**Set exercise**:
Copy the data below word for word, from its first line through the line containing "list-item-label: 3 Weeks", including both of those lines.

[Dataset records]
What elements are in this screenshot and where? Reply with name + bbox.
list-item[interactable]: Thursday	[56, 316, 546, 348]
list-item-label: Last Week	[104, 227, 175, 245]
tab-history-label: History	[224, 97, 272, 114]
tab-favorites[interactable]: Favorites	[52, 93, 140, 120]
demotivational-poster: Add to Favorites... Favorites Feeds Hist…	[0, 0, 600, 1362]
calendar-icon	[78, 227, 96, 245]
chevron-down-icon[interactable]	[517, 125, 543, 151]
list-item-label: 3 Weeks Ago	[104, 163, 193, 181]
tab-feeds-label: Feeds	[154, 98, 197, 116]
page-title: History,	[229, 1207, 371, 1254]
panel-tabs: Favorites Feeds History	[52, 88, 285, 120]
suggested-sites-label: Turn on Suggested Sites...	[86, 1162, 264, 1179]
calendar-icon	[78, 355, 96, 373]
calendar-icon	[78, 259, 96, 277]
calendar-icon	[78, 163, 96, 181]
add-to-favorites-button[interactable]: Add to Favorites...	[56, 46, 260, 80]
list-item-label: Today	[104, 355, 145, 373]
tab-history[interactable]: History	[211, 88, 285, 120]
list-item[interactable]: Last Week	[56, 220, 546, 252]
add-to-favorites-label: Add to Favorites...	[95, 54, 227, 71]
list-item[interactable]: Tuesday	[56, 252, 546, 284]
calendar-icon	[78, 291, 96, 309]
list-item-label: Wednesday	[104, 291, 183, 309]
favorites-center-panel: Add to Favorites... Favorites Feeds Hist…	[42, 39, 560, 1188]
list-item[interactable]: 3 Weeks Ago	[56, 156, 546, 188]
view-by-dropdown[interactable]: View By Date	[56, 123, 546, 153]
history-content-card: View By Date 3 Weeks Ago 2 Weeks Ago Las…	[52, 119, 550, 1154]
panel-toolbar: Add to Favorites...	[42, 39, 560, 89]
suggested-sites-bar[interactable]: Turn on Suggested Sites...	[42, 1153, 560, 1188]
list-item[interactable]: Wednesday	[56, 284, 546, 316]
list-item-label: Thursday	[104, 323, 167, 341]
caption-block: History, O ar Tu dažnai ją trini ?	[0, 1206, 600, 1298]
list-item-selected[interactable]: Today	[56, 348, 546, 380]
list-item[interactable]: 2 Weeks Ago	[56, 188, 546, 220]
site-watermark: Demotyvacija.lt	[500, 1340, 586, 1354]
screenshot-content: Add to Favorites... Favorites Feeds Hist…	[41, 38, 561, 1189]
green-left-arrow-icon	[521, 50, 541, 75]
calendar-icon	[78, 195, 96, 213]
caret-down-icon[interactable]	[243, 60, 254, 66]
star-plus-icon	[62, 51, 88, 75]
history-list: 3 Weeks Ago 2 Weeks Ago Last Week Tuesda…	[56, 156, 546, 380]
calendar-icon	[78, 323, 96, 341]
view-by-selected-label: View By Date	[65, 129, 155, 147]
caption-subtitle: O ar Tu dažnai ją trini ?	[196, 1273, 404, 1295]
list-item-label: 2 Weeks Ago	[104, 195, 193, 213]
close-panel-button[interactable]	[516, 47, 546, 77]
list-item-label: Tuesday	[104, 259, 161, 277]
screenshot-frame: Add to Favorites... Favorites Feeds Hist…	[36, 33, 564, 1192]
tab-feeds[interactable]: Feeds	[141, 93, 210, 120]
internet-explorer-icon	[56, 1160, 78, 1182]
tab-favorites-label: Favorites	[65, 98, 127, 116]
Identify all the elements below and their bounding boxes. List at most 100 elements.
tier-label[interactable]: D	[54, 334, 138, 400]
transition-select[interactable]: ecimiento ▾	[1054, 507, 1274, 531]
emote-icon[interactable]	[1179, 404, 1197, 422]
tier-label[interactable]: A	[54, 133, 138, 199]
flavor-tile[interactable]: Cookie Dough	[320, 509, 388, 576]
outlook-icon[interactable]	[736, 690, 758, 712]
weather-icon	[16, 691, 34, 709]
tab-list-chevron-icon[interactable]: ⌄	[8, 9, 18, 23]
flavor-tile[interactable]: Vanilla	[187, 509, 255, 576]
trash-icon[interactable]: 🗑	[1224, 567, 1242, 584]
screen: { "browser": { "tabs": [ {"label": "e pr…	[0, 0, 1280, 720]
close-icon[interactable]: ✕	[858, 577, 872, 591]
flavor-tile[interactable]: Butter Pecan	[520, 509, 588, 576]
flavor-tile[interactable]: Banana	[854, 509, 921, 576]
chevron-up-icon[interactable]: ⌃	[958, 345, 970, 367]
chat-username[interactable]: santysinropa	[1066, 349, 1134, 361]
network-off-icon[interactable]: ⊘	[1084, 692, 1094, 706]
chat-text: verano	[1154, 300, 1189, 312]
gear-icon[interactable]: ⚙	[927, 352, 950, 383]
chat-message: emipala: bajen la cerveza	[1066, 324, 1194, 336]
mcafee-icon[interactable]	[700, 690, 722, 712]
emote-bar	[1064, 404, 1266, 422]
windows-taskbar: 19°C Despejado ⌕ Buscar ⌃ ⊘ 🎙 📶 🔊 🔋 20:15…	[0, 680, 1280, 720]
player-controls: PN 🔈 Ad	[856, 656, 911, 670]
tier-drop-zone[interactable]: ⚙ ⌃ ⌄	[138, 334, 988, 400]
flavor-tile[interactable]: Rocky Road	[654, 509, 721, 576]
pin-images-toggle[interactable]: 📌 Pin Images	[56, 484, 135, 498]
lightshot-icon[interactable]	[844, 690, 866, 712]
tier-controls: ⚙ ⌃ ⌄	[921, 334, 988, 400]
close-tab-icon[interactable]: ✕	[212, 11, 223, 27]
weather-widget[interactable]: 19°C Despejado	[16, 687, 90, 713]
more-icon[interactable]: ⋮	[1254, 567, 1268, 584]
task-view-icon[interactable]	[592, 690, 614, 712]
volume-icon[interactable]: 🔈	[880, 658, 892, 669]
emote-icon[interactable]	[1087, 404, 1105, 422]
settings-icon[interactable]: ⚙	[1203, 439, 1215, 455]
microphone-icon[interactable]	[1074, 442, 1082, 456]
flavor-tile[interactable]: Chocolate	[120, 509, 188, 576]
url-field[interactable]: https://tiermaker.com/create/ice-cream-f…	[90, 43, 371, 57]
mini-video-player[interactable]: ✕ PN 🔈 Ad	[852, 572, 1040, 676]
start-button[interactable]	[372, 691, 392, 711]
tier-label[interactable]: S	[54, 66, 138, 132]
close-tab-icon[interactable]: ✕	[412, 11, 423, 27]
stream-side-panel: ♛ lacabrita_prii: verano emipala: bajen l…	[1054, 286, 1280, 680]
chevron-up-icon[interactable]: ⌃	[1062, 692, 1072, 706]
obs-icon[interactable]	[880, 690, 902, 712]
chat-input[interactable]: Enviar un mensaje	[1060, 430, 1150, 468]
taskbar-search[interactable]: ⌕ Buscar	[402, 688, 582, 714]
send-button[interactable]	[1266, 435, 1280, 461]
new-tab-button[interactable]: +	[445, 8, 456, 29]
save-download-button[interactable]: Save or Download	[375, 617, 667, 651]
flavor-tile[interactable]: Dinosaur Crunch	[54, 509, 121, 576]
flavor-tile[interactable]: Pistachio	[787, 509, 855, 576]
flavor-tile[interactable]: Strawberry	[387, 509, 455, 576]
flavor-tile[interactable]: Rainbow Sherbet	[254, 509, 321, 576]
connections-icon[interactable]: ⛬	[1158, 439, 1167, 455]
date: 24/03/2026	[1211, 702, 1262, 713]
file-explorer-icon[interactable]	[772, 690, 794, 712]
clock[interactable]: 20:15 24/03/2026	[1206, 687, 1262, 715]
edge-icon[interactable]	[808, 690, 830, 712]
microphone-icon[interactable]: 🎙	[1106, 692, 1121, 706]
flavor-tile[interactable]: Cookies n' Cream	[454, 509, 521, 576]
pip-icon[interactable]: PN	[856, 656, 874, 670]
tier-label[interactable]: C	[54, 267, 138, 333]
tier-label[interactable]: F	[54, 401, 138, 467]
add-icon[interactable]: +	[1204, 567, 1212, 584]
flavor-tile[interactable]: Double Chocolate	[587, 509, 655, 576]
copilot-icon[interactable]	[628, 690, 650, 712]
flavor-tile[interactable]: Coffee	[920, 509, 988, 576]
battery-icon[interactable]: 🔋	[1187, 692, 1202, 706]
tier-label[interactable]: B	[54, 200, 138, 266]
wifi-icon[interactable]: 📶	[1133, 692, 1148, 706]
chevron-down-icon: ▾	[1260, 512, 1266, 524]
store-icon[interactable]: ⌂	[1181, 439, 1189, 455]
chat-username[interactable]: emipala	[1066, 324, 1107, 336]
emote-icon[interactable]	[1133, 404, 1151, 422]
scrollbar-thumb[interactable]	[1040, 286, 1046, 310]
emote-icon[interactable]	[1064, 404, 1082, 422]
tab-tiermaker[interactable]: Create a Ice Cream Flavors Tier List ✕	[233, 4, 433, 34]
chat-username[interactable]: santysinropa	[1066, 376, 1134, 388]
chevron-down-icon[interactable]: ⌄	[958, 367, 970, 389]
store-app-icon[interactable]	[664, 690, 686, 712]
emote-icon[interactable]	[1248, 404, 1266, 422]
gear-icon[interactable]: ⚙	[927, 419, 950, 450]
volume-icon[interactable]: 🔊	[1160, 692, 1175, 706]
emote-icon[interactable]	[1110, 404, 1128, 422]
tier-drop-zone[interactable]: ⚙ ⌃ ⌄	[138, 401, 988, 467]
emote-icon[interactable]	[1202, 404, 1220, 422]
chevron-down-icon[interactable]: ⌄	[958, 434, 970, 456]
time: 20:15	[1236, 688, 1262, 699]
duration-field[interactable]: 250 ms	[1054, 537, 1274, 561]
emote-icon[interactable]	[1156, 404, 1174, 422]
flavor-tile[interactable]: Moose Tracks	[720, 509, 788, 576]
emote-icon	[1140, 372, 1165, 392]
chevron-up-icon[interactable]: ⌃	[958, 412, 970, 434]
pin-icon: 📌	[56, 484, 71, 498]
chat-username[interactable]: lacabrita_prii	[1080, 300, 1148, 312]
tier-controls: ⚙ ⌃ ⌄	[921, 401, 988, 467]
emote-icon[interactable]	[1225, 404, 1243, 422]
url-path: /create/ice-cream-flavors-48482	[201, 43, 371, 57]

**Result of this exercise**:
What elements are in this screenshot and where? Reply with name + bbox.
list-item[interactable]: Thursday	[56, 316, 546, 348]
list-item-label: Last Week	[104, 227, 175, 245]
tab-history-label: History	[224, 97, 272, 114]
tab-favorites[interactable]: Favorites	[52, 93, 140, 120]
demotivational-poster: Add to Favorites... Favorites Feeds Hist…	[0, 0, 600, 1362]
calendar-icon	[78, 227, 96, 245]
chevron-down-icon[interactable]	[517, 125, 543, 151]
list-item-label: 3 Weeks Ago	[104, 163, 193, 181]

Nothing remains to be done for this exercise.